*** Article ***

Pourtant, une rumeur incroyable se propage. Le séisme n’aurait provoqué qu’une victime, Marie Bergez-Luque ; le nombre de blessés, une quinzaine, est en lui-même invraisemblable vu l’ampleur des dégâts matériels et chacun se sent miraculé.
Un couple raconte comment à la seconde secousse, la cheminée s’est abattue sur la toiture qui a cédé, emportant avec elle le mur de soutien. Le lit dans lequel ils dormaient a dégringolé au rez-de-chaussée en se retournant comme une crêpe. Le matelas a ainsi amorti les chutes de pierres, poutres et chevrons leur assurant la vie sauve !
Une jeune maman témoigne de sa chance inouïe : « Le soir du tremblement de terre nous dormions ma fille de sept ans et moi au premier étage. J’ai été brutalement réveillée par un sourd grondement et, presque aussitôt après, dans l’obscurité totale j’ai entendu un fracas terrible. Toute la maison s’écroulait. Mon lit a glissé sur le plancher qui s’incurvait. J’ai attrapé ma fille et me suis jetée avec elle au bas du lit, juste au moment où un énorme pan de mur s’abattait sur notre couche ! Une seconde plus tard, nous étions écrasées ! »
Avec une émotion palpable, le maçon fixe incrédule, à travers le mur éventré, l’armoire située près de son lit qui incontestablement lui a sauvé la vie. L’armoire, dans un équilibre précaire, soutient toujours le toit effondré juste au-dessus de son lit. Si elle avait basculé sous le poids, le brave homme aurait péri écrasé.
Quarante ans après, Jean B. n’a rien oublié de cette nuit cauchemardesque : « J’arrivais tout juste à la fête de Montory. Je venais de garer ma 2CV quand je l’ai sentie bouger fortement comme si quelqu’un la secouait. J’ai ouvert la portière, et malgré la nuit, j’ai vu des maisons toutes proches s’effondrer. J’ai vite redémarré la voiture et une deuxième secousse très forte s’est alors produite. En quittant Montory, la rue était pleine de gravats. La 2 CV m’a peut-être sauvé, c’est comme un 4X4, ça passe partout… Sur la route pour rentrer chez moi, les secousses continuaient, je les sentais car j’avais l’impression que le bitume se gondolait sous les roues de la voiture. À Arette, je l’ai laissée sur la place. Impossible d’aller plus loin, l’église était déjà tombée. J’habitais à cinquante mètres de là. Lorsque je suis arrivé à la maison, ma mère, blessée, était étendue par terre ; le docteur la soignait et une voisine était à ses côtés. Un petit moment après, j’ai été faire le tour de la famille. J’ai croisé les pompiers qui m’ont demandé d’accompagner un blessé jusqu’à la place où étaient leurs véhicules. Dans les rues, tout le monde courait, criait, tout cela dans l’obscurité totale. Un peu plus tard, dans la nuit, nous avons fait des feux dans les coins des rues ; on est resté là. Presque toutes les dix minutes, on sentait la terre trembler encore et encore, on entendait aussi parfois un mur qui s’effondrait. Quand le jour s’est levé, on s’est rendu compte. Si on l’avait vu avant, personne n’aurait osé entrer dans les maisons comme nous l’avons fait dans la nuit, pour chercher des tricots ou de quoi faire du café… Beaucoup de maisons étaient par terre ; elles s’étaient écroulées comme des châteaux de cartes. D’autres avaient de grandes fissures ou un mur en moins. Il y avait des gravats partout… Et puis, tôt dans la matinée, ce qui m’a choqué, c’est une chose inouïe : des voitures, pare-chocs contre pare-chocs, qui arrivaient à Arette. C’était des curieux… Très vite, la gendarmerie a alors fermé le village et interdit son accès… »

*** Données fournies ***

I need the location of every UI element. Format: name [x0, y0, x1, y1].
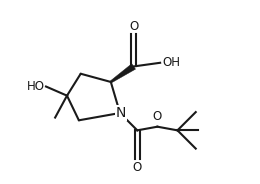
Polygon shape — [110, 64, 135, 83]
Text: O: O — [133, 161, 142, 174]
Text: O: O — [153, 110, 162, 123]
Text: HO: HO — [27, 80, 44, 93]
Text: OH: OH — [162, 56, 180, 69]
Text: O: O — [129, 20, 138, 33]
Text: N: N — [116, 106, 126, 120]
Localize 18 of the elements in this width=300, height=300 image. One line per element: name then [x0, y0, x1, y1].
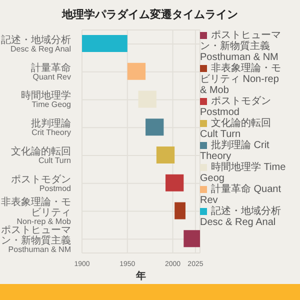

***

Tâche à réaliser
Modifiez l'extrait de l'article qui débute aux mots « Pourtant, une rumeur » et s'arrête après « vie sauve ! » en y remplaçant « matelas » par « sommier », puis donnez l'extrait en entier.

Réponse rédigée
Pourtant, une rumeur incroyable se propage. Le séisme n’aurait provoqué qu’une victime, Marie Bergez-Luque ; le nombre de blessés, une quinzaine, est en lui-même invraisemblable vu l’ampleur des dégâts matériels et chacun se sent miraculé.
Un couple raconte comment à la seconde secousse, la cheminée s’est abattue sur la toiture qui a cédé, emportant avec elle le mur de soutien. Le lit dans lequel ils dormaient a dégringolé au rez-de-chaussée en se retournant comme une crêpe. Le sommier a ainsi amorti les chutes de pierres, poutres et chevrons leur assurant la vie sauve !